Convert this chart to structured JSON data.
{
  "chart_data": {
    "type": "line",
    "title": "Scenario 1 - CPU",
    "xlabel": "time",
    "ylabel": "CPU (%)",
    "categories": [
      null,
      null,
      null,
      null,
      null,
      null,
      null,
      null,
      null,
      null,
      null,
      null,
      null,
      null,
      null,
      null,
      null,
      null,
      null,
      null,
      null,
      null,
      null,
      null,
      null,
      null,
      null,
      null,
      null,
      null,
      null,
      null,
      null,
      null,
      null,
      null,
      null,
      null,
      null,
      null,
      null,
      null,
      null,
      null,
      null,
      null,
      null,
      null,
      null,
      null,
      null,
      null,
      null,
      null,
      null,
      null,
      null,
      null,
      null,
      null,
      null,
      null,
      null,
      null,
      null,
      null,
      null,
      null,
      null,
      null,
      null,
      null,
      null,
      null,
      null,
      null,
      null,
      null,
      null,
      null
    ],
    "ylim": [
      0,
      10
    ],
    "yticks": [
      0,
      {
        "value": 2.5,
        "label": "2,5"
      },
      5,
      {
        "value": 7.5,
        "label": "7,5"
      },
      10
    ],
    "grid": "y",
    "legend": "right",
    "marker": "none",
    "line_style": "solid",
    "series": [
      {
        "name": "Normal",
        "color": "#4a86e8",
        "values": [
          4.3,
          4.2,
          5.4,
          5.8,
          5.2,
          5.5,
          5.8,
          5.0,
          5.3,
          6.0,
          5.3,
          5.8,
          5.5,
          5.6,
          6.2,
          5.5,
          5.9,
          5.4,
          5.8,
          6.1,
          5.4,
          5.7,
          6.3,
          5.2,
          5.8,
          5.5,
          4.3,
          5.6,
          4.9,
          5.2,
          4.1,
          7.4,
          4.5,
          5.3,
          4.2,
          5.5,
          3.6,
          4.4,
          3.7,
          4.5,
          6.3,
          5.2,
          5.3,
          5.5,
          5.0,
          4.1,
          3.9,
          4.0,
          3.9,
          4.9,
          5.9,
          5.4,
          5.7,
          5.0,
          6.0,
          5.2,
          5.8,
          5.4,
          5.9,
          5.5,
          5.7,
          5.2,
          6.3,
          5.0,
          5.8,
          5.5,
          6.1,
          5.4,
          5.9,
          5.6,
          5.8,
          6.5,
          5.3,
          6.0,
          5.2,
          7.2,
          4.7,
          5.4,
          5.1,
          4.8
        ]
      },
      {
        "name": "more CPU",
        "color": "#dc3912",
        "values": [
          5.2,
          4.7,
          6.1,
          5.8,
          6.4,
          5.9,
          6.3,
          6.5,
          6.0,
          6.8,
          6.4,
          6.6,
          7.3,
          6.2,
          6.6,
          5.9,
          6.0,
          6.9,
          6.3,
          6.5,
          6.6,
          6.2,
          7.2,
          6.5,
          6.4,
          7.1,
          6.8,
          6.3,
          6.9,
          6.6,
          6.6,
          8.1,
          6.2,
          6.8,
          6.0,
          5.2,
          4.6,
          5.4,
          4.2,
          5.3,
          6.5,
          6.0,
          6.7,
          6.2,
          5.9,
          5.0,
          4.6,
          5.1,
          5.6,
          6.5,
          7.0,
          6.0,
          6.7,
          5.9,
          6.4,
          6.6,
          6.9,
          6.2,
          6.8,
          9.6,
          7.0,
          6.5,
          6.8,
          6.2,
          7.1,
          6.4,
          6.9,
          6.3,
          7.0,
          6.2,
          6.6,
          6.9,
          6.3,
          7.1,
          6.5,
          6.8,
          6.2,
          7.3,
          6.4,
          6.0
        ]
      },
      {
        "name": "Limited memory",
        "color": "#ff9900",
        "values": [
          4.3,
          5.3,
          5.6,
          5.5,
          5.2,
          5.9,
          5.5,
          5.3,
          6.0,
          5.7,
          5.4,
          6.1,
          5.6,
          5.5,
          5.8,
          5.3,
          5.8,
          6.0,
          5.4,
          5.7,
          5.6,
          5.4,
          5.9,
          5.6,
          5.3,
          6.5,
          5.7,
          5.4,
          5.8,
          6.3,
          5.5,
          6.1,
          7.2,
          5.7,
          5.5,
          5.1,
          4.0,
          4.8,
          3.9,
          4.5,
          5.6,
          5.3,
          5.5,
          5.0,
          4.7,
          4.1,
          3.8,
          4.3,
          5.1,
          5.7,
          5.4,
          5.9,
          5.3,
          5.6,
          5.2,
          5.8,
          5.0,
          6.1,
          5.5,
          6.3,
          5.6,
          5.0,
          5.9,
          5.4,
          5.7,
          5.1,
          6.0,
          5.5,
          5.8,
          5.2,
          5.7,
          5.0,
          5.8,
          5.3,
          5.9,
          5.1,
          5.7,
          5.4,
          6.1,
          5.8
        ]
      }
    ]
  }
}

## Short task
Scan the data above and copy every line with "name" in it.

## The output
        "name": "Normal",
        "name": "more CPU",
        "name": "Limited memory",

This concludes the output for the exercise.